§ **Task instructions**: Write out all of the entries exactly as given.

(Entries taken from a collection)
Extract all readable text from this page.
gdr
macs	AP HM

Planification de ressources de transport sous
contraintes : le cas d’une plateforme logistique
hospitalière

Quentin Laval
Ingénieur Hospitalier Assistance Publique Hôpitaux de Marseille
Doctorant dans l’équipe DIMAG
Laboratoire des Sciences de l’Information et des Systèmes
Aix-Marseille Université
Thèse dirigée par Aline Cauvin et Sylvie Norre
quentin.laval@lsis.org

§ **Correct response**:
Extract all readable text from this page.
gdr
macs	AP HM

Planification de ressources de transport sous
contraintes : le cas d’une plateforme logistique
hospitalière

Quentin Laval
Ingénieur Hospitalier Assistance Publique Hôpitaux de Marseille
Doctorant dans l’équipe DIMAG
Laboratoire des Sciences de l’Information et des Systèmes
Aix-Marseille Université
Thèse dirigée par Aline Cauvin et Sylvie Norre
quentin.laval@lsis.org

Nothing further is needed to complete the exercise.